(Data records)

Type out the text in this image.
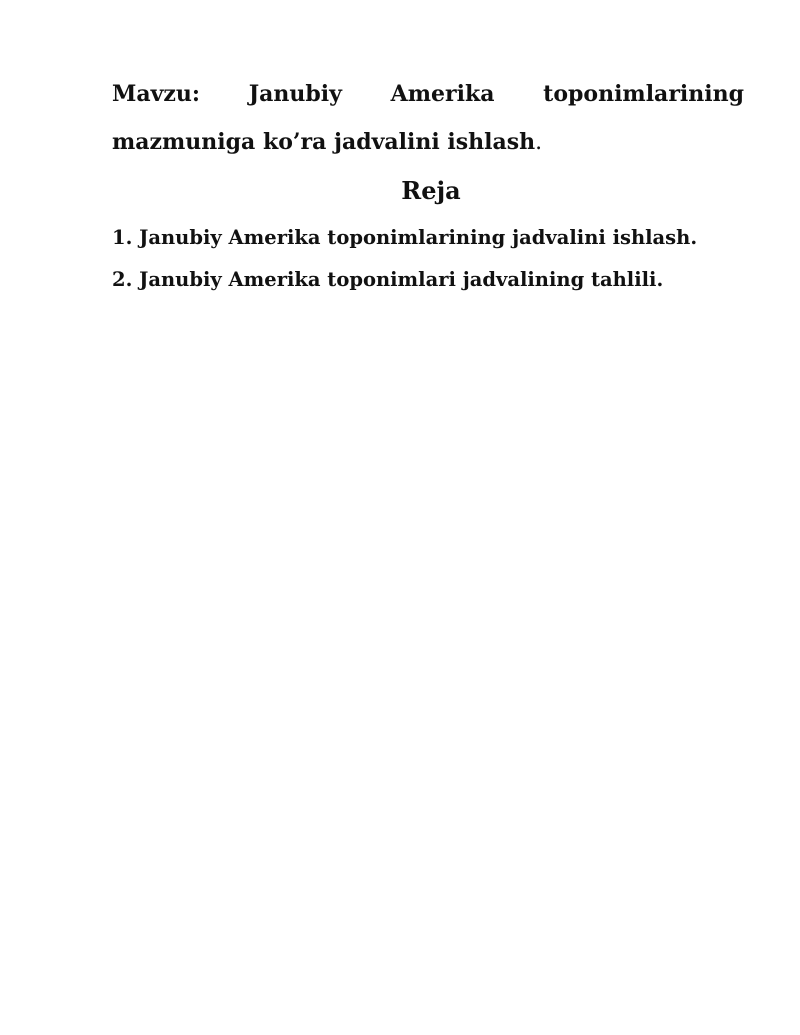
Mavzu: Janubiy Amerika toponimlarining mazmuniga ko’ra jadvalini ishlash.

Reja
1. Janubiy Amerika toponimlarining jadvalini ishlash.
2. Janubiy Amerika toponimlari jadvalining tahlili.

--

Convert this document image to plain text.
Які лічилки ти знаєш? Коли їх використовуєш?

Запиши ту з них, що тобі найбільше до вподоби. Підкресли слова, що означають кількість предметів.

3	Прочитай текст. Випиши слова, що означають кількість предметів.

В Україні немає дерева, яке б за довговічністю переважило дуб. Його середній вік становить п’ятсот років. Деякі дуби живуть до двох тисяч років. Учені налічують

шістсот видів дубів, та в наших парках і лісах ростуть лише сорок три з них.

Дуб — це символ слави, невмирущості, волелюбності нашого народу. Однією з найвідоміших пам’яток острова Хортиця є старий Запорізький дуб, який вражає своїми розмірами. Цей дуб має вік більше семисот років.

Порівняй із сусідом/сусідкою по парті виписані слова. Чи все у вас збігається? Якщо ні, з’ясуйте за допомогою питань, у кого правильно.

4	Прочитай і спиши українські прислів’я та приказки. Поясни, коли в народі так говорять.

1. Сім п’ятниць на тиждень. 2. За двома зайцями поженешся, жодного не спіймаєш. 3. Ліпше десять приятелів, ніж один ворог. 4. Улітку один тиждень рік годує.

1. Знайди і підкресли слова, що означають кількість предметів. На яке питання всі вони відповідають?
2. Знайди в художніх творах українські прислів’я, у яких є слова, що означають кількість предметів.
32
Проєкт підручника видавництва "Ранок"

==

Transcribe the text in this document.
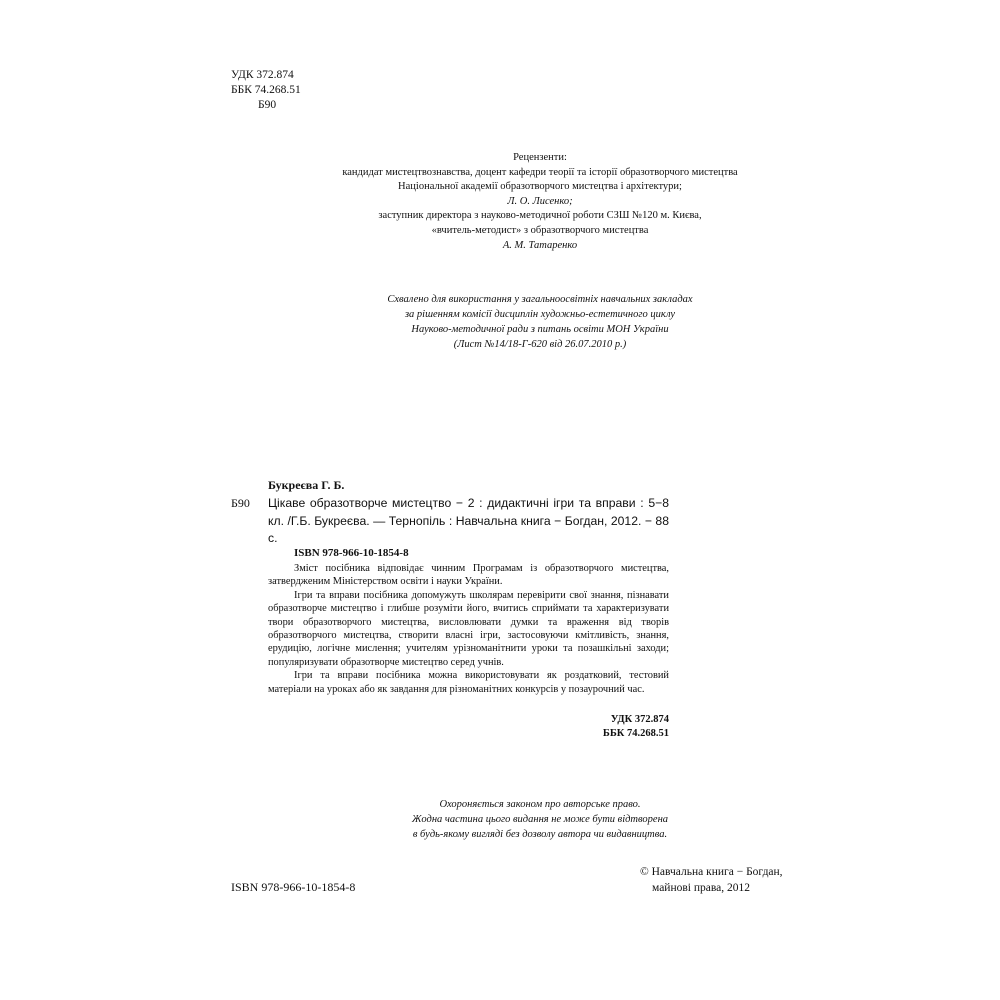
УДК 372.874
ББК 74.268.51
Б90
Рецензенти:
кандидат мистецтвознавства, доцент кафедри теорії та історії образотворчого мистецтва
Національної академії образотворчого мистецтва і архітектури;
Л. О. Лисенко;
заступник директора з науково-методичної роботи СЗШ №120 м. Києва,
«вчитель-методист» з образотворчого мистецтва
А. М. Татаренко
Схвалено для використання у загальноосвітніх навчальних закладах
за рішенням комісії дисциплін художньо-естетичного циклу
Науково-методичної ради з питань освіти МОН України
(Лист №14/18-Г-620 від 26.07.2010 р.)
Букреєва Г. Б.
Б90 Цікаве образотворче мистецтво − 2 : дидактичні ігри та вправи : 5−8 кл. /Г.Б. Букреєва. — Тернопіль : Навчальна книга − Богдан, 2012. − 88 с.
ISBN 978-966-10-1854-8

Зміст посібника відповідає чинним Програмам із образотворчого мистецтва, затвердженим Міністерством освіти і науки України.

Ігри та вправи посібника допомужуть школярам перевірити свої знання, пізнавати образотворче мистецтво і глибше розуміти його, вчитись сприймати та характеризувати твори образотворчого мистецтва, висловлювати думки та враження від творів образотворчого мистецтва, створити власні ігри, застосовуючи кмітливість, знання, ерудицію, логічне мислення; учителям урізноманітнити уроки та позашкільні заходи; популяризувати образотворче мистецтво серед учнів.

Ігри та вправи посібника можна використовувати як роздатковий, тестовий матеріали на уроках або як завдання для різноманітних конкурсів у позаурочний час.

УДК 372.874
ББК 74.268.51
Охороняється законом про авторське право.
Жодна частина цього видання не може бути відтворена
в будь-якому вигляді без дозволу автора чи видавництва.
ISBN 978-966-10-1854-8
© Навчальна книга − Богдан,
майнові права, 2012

### TASK REQUIREMENTS
Of all the lines above, how many contain the word "освіти"? Give the number and nothing else.

### RESULT FOR THIS TASK
2